WHAT NEEDS TO BE DONE
Would you reproduce every record exactly, leaving out the pictures?

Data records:
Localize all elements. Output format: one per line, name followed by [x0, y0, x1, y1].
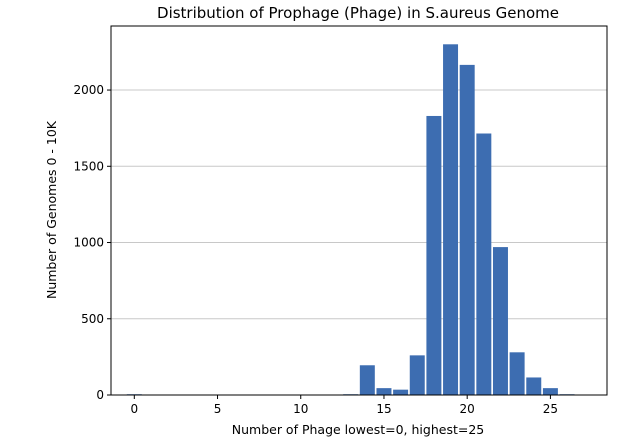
histogram-bar: [542, 388, 558, 395]
plot-frame: [110, 25, 608, 396]
chart-title: Distribution of Prophage (Phage) in S.au…: [157, 4, 559, 22]
x-tick-label: 25: [543, 402, 558, 416]
x-tick-label: 20: [460, 402, 475, 416]
histogram-bar: [459, 64, 475, 395]
y-axis-ticks: 0 500 1000 1500 2000: [73, 83, 111, 402]
histogram-bar: [526, 377, 542, 395]
y-tick-label: 500: [81, 312, 104, 326]
grid-lines: [111, 89, 607, 396]
bars: [126, 44, 575, 396]
x-axis-ticks: 0 5 10 15 20 25: [130, 395, 558, 416]
histogram-bar: [426, 115, 442, 396]
histogram-bar: [376, 388, 392, 395]
histogram-bar: [509, 352, 525, 395]
y-tick-label: 1500: [73, 159, 104, 173]
histogram-bar: [443, 44, 459, 396]
x-tick-label: 15: [376, 402, 391, 416]
x-tick-label: 0: [130, 402, 138, 416]
histogram-bar: [476, 133, 492, 396]
histogram-bar: [492, 247, 508, 395]
y-tick-label: 1000: [73, 236, 104, 250]
histogram-bar: [409, 355, 425, 395]
histogram-bar: [359, 365, 375, 395]
y-tick-label: 2000: [73, 83, 104, 97]
x-axis-label: Number of Phage lowest=0, highest=25: [232, 422, 484, 437]
y-tick-label: 0: [96, 388, 104, 402]
y-axis-label: Number of Genomes 0 - 10K: [44, 120, 59, 299]
histogram-bar: [393, 389, 409, 395]
x-tick-label: 10: [293, 402, 308, 416]
x-tick-label: 5: [214, 402, 222, 416]
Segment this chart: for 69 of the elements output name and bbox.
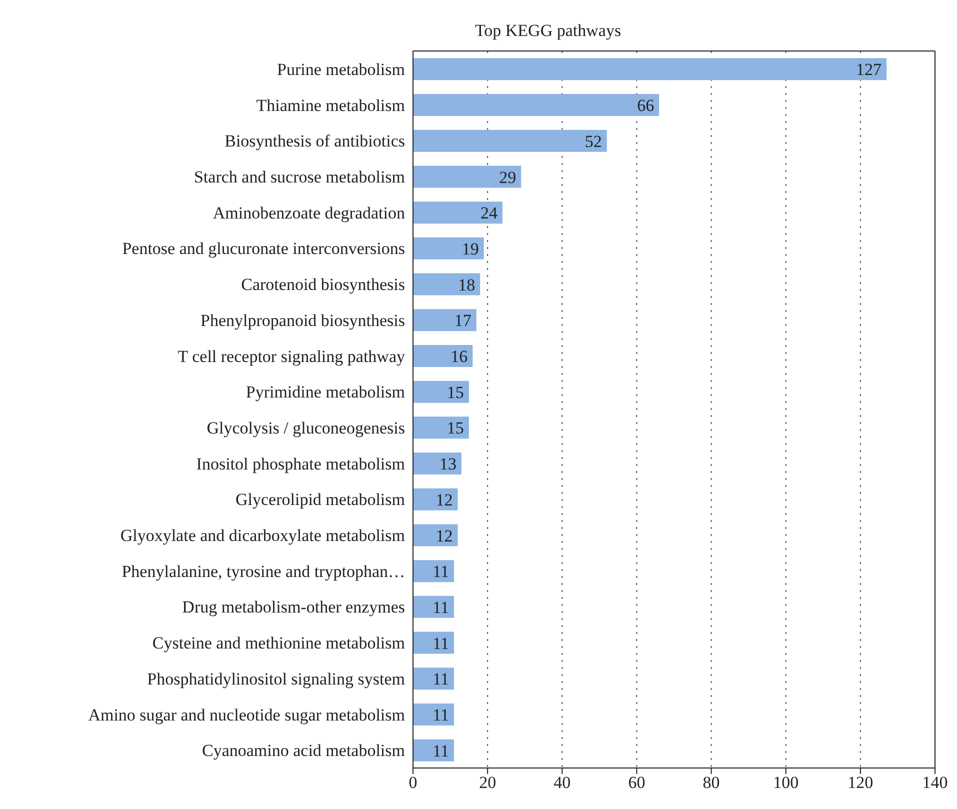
x-tick-label: 100: [773, 773, 799, 792]
bar: [413, 416, 469, 439]
bar: [413, 632, 454, 654]
bar: [413, 344, 473, 367]
data-label: 11: [432, 598, 450, 617]
x-tick-label: 0: [408, 773, 418, 792]
y-tick-label: Glycerolipid metabolism: [236, 490, 405, 510]
y-tick-label: Cyanoamino acid metabolism: [202, 741, 405, 760]
data-label: 19: [462, 239, 479, 258]
y-tick-label: Pentose and glucuronate interconversions: [122, 239, 405, 258]
data-label: 11: [432, 741, 450, 760]
y-tick-label: Starch and sucrose metabolism: [194, 168, 405, 187]
bar: [413, 452, 462, 475]
data-label: 12: [436, 526, 453, 546]
bar: [413, 58, 887, 80]
bar: [413, 524, 458, 546]
data-label: 13: [439, 454, 456, 474]
data-label: 15: [446, 382, 464, 402]
y-tick-label: Phosphatidylinositol signaling system: [147, 669, 405, 688]
x-tick-label: 120: [848, 773, 874, 792]
y-tick-label: Biosynthesis of antibiotics: [224, 132, 405, 151]
y-tick-label: Glycolysis / gluconeogenesis: [206, 418, 405, 438]
bar: [413, 703, 454, 726]
data-label: 17: [454, 311, 472, 330]
data-label: 12: [436, 490, 453, 510]
y-tick-label: Purine metabolism: [277, 60, 405, 79]
data-label: 15: [446, 418, 464, 438]
data-label: 11: [432, 634, 450, 653]
y-tick-label: Inositol phosphate metabolism: [196, 454, 405, 474]
bar: [413, 309, 476, 332]
x-tick-label: 80: [702, 773, 720, 792]
bar: [413, 560, 454, 582]
bar: [413, 237, 484, 260]
x-tick-label: 40: [554, 773, 571, 792]
data-label: 16: [450, 347, 468, 366]
y-tick-label: Amino sugar and nucleotide sugar metabolism: [88, 705, 405, 724]
data-label: 11: [432, 562, 450, 582]
bar: [413, 166, 522, 188]
y-tick-label: Phenylalanine, tyrosine and tryptophan…: [122, 562, 405, 581]
bar: [413, 488, 458, 510]
y-tick-label: Aminobenzoate degradation: [212, 203, 406, 222]
y-tick-label: Drug metabolism-other enzymes: [182, 598, 405, 617]
bar: [413, 130, 607, 152]
bar: [413, 380, 469, 403]
data-label: 29: [499, 168, 516, 187]
bar: [413, 202, 502, 224]
y-tick-label: Carotenoid biosynthesis: [241, 275, 405, 294]
x-tick-label: 60: [628, 773, 646, 792]
data-label: 11: [432, 670, 450, 689]
bar: [413, 273, 480, 296]
bar: [413, 668, 454, 690]
y-tick-label: Thiamine metabolism: [256, 96, 405, 115]
y-tick-label: Pyrimidine metabolism: [246, 382, 405, 402]
data-label: 52: [584, 132, 602, 151]
bar: [413, 739, 454, 762]
data-label: 127: [856, 60, 882, 80]
y-tick-label: Cysteine and methionine metabolism: [152, 634, 405, 653]
y-tick-label: Glyoxylate and dicarboxylate metabolism: [120, 526, 405, 546]
data-label: 66: [637, 96, 654, 116]
y-tick-label: T cell receptor signaling pathway: [178, 346, 406, 366]
y-tick-label: Phenylpropanoid biosynthesis: [200, 310, 405, 330]
data-label: 11: [432, 706, 450, 725]
bar: [413, 596, 454, 618]
x-tick-label: 140: [922, 773, 948, 792]
chart-title: Top KEGG pathways: [474, 21, 622, 40]
data-label: 18: [458, 275, 476, 294]
x-tick-label: 20: [479, 773, 496, 792]
data-label: 24: [480, 204, 498, 223]
bar: [413, 94, 660, 116]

TASK ANSWER
Localize all elements. Output format: one per line, name followed by [x0, y0, x1, y1].
histogram-bar: [542, 388, 558, 395]
plot-frame: [110, 25, 608, 396]
chart-title: Distribution of Prophage (Phage) in S.au…: [157, 4, 559, 22]
x-tick-label: 25: [543, 402, 558, 416]
x-tick-label: 20: [460, 402, 475, 416]
histogram-bar: [459, 64, 475, 395]
y-axis-ticks: 0 500 1000 1500 2000: [73, 83, 111, 402]
histogram-bar: [526, 377, 542, 395]
y-tick-label: 500: [81, 312, 104, 326]
grid-lines: [111, 89, 607, 396]
bars: [126, 44, 575, 396]
x-axis-ticks: 0 5 10 15 20 25: [130, 395, 558, 416]
histogram-bar: [426, 115, 442, 396]
histogram-bar: [376, 388, 392, 395]
histogram-bar: [509, 352, 525, 395]
y-tick-label: 1500: [73, 159, 104, 173]
histogram-bar: [443, 44, 459, 396]
x-tick-label: 15: [376, 402, 391, 416]
x-tick-label: 0: [130, 402, 138, 416]
histogram-bar: [476, 133, 492, 396]
histogram-bar: [492, 247, 508, 395]
y-tick-label: 1000: [73, 236, 104, 250]
histogram-bar: [409, 355, 425, 395]
histogram-bar: [359, 365, 375, 395]
y-tick-label: 2000: [73, 83, 104, 97]
x-axis-label: Number of Phage lowest=0, highest=25: [232, 422, 484, 437]
y-tick-label: 0: [96, 388, 104, 402]
y-axis-label: Number of Genomes 0 - 10K: [44, 120, 59, 299]
histogram-bar: [393, 389, 409, 395]
x-tick-label: 10: [293, 402, 308, 416]
x-tick-label: 5: [214, 402, 222, 416]
Segment this chart: for 69 of the elements output name and bbox.
x-tick-label: 100: [773, 773, 799, 792]
bar: [413, 416, 469, 439]
bar: [413, 632, 454, 654]
bar: [413, 344, 473, 367]
data-label: 11: [432, 598, 450, 617]
x-tick-label: 0: [408, 773, 418, 792]
y-tick-label: Glycerolipid metabolism: [236, 490, 405, 510]
y-tick-label: Cyanoamino acid metabolism: [202, 741, 405, 760]
data-label: 19: [462, 239, 479, 258]
y-tick-label: Pentose and glucuronate interconversions: [122, 239, 405, 258]
data-label: 11: [432, 741, 450, 760]
y-tick-label: Starch and sucrose metabolism: [194, 168, 405, 187]
bar: [413, 452, 462, 475]
data-label: 12: [436, 526, 453, 546]
bar: [413, 58, 887, 80]
bar: [413, 524, 458, 546]
data-label: 13: [439, 454, 456, 474]
data-label: 15: [446, 382, 464, 402]
y-tick-label: Phosphatidylinositol signaling system: [147, 669, 405, 688]
x-tick-label: 120: [848, 773, 874, 792]
y-tick-label: Biosynthesis of antibiotics: [224, 132, 405, 151]
y-tick-label: Glycolysis / gluconeogenesis: [206, 418, 405, 438]
bar: [413, 703, 454, 726]
data-label: 17: [454, 311, 472, 330]
data-label: 12: [436, 490, 453, 510]
y-tick-label: Purine metabolism: [277, 60, 405, 79]
data-label: 15: [446, 418, 464, 438]
data-label: 11: [432, 634, 450, 653]
y-tick-label: Inositol phosphate metabolism: [196, 454, 405, 474]
bar: [413, 309, 476, 332]
x-tick-label: 80: [702, 773, 720, 792]
bar: [413, 560, 454, 582]
bar: [413, 237, 484, 260]
x-tick-label: 40: [554, 773, 571, 792]
data-label: 16: [450, 347, 468, 366]
y-tick-label: Amino sugar and nucleotide sugar metabolism: [88, 705, 405, 724]
data-label: 11: [432, 562, 450, 582]
bar: [413, 166, 522, 188]
y-tick-label: Phenylalanine, tyrosine and tryptophan…: [122, 562, 405, 581]
bar: [413, 488, 458, 510]
y-tick-label: Aminobenzoate degradation: [212, 203, 406, 222]
y-tick-label: Drug metabolism-other enzymes: [182, 598, 405, 617]
bar: [413, 130, 607, 152]
bar: [413, 380, 469, 403]
data-label: 29: [499, 168, 516, 187]
bar: [413, 202, 502, 224]
y-tick-label: Carotenoid biosynthesis: [241, 275, 405, 294]
x-tick-label: 60: [628, 773, 646, 792]
data-label: 11: [432, 670, 450, 689]
bar: [413, 273, 480, 296]
bar: [413, 668, 454, 690]
y-tick-label: Thiamine metabolism: [256, 96, 405, 115]
y-tick-label: Pyrimidine metabolism: [246, 382, 405, 402]
data-label: 52: [584, 132, 602, 151]
bar: [413, 739, 454, 762]
data-label: 127: [856, 60, 882, 80]
y-tick-label: Cysteine and methionine metabolism: [152, 634, 405, 653]
y-tick-label: Glyoxylate and dicarboxylate metabolism: [120, 526, 405, 546]
data-label: 66: [637, 96, 654, 116]
y-tick-label: T cell receptor signaling pathway: [178, 346, 406, 366]
y-tick-label: Phenylpropanoid biosynthesis: [200, 310, 405, 330]
data-label: 11: [432, 706, 450, 725]
bar: [413, 596, 454, 618]
x-tick-label: 140: [922, 773, 948, 792]
chart-title: Top KEGG pathways: [474, 21, 622, 40]
data-label: 18: [458, 275, 476, 294]
x-tick-label: 20: [479, 773, 496, 792]
data-label: 24: [480, 204, 498, 223]
bar: [413, 94, 660, 116]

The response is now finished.